• **WHAT YOU WILL DO**: Tally the lines in the data that follows that include the word "object", and report nothing but the total.

-- Begin DATA TO USE --

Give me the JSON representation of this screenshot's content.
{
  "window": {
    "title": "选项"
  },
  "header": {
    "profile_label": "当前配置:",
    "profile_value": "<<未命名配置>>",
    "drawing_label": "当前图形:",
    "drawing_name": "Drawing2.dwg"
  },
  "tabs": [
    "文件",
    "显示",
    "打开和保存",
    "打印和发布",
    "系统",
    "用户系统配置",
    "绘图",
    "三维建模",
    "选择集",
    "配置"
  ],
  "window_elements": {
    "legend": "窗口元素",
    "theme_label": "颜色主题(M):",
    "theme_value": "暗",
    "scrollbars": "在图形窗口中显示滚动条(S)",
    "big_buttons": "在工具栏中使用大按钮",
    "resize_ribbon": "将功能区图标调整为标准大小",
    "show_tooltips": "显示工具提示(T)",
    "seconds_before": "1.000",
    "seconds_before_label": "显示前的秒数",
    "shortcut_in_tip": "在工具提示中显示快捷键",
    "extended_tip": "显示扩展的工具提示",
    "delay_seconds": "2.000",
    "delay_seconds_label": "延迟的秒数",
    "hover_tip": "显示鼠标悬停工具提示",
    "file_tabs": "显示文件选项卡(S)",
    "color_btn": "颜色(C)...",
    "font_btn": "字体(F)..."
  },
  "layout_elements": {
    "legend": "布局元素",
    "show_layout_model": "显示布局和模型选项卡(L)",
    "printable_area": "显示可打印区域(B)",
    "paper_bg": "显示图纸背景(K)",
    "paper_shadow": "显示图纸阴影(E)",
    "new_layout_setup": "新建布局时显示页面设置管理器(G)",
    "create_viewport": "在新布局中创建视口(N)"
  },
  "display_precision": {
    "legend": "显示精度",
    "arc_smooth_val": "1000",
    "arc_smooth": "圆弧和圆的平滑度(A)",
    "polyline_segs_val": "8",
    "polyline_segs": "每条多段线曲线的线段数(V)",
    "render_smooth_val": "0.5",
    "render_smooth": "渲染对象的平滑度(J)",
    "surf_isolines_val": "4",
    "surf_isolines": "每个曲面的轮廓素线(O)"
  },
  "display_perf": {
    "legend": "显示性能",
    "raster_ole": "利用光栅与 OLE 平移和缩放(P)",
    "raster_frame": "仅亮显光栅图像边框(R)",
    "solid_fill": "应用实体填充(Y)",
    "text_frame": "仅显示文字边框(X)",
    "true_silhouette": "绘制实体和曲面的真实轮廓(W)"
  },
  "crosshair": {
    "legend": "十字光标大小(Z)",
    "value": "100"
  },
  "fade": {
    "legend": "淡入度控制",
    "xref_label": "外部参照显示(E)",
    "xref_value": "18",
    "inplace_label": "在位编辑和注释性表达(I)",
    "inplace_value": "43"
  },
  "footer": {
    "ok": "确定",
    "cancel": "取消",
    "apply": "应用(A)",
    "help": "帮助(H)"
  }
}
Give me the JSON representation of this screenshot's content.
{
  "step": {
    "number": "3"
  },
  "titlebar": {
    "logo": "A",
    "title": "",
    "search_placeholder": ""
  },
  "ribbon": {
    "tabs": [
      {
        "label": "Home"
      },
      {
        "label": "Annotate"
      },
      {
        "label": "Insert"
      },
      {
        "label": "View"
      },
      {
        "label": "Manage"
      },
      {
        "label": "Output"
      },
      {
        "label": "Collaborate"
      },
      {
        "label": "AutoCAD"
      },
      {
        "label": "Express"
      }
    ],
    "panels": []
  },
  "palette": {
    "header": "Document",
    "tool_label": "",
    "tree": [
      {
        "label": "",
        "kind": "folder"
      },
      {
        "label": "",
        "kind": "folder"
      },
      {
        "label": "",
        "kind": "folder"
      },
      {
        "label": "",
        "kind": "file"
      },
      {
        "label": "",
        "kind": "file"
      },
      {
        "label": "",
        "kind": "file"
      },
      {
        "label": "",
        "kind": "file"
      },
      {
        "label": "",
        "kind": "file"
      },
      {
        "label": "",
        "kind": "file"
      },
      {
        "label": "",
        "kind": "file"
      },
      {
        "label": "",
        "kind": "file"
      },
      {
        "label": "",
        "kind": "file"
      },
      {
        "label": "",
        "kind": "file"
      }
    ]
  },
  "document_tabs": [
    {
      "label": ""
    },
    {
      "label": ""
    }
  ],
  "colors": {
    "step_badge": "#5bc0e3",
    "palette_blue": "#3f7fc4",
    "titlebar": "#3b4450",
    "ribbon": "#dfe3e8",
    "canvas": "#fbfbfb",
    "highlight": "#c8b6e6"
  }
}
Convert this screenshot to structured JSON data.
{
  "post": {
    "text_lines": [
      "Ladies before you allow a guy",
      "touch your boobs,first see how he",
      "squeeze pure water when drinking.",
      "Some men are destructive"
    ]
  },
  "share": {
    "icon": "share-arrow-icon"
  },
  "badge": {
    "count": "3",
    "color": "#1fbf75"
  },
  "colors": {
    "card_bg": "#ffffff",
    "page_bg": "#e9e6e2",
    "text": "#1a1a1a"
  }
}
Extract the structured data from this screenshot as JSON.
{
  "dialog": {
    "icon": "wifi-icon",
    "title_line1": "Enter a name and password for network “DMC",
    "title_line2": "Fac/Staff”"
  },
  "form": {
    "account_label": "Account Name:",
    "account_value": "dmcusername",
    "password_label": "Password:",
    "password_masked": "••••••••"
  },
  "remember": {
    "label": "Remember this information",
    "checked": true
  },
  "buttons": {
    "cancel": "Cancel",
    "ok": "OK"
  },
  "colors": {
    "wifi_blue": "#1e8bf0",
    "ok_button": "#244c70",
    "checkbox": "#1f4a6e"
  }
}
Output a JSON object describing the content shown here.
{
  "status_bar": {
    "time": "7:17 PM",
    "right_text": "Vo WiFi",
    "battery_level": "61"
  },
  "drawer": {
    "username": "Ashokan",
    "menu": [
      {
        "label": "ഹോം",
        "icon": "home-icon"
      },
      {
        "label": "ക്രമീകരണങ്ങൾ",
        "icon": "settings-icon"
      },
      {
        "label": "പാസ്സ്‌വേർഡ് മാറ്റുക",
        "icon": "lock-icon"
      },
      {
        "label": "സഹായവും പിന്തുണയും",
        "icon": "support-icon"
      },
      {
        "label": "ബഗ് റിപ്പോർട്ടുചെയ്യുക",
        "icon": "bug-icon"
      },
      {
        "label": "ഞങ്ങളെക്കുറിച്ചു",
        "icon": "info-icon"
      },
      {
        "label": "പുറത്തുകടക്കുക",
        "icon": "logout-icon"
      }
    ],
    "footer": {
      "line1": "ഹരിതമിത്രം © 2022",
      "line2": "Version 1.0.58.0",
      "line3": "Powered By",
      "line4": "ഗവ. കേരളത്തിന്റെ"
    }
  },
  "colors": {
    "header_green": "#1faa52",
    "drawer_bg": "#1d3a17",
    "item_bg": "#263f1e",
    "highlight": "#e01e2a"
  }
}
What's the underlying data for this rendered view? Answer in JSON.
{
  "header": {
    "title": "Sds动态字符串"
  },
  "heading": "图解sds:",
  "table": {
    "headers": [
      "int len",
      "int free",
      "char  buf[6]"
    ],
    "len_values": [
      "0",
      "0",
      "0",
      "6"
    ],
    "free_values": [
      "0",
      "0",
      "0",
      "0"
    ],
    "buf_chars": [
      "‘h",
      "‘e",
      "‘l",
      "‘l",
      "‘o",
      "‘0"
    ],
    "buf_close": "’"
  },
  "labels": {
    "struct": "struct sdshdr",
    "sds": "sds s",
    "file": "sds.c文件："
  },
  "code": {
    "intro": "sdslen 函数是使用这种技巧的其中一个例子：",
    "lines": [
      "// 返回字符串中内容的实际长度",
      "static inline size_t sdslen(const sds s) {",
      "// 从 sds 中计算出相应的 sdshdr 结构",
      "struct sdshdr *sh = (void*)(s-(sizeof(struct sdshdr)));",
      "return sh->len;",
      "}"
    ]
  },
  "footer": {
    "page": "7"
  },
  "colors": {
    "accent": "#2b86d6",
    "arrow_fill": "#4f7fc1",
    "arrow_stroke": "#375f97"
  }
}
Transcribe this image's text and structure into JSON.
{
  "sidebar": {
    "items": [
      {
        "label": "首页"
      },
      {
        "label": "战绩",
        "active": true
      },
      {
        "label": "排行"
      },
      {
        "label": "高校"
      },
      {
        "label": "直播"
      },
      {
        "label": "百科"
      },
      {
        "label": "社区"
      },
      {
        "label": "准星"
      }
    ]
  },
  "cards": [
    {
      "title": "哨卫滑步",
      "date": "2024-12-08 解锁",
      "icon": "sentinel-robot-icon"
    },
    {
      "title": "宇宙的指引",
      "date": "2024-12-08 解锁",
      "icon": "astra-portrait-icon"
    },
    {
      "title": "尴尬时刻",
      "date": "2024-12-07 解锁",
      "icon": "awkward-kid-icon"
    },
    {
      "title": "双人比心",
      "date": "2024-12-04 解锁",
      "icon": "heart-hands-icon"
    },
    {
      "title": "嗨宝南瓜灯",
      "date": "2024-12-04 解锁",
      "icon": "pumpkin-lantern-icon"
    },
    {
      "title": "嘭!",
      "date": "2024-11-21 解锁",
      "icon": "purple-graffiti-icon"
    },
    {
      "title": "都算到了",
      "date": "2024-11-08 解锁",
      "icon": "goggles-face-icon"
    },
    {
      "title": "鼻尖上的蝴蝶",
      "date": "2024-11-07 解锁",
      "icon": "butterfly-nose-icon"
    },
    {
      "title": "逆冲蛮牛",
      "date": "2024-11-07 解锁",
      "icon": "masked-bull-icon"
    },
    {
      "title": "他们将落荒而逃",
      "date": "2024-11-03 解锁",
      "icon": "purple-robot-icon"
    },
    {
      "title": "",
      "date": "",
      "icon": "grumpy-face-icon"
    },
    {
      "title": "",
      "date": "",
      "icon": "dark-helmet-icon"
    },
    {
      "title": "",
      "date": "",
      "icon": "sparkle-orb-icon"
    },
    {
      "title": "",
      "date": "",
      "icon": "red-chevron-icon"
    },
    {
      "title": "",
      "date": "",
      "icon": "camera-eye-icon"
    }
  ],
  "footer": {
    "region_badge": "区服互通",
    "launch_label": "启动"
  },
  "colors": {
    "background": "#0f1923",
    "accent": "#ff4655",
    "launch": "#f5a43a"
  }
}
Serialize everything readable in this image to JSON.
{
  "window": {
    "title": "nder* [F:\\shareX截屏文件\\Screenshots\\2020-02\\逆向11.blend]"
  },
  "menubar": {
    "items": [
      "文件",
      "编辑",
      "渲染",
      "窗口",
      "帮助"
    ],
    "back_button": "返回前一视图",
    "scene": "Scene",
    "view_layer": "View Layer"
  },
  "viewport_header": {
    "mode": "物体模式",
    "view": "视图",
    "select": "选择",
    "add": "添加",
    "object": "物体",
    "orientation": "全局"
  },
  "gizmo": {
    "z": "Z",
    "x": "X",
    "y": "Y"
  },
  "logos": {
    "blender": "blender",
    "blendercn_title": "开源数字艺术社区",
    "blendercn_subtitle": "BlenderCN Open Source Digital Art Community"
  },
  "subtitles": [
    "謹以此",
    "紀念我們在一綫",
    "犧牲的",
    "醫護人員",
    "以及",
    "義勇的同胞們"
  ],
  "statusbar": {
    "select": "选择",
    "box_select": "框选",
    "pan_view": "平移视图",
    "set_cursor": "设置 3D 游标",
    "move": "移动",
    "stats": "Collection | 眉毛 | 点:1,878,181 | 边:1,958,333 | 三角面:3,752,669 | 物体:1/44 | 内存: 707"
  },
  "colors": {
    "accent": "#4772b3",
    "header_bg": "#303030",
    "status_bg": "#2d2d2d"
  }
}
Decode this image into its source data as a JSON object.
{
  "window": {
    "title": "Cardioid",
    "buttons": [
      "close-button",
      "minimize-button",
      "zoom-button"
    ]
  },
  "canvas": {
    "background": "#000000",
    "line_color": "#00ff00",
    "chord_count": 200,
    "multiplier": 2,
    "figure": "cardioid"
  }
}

-- End DATA TO USE --

• **THE RESULT**: 3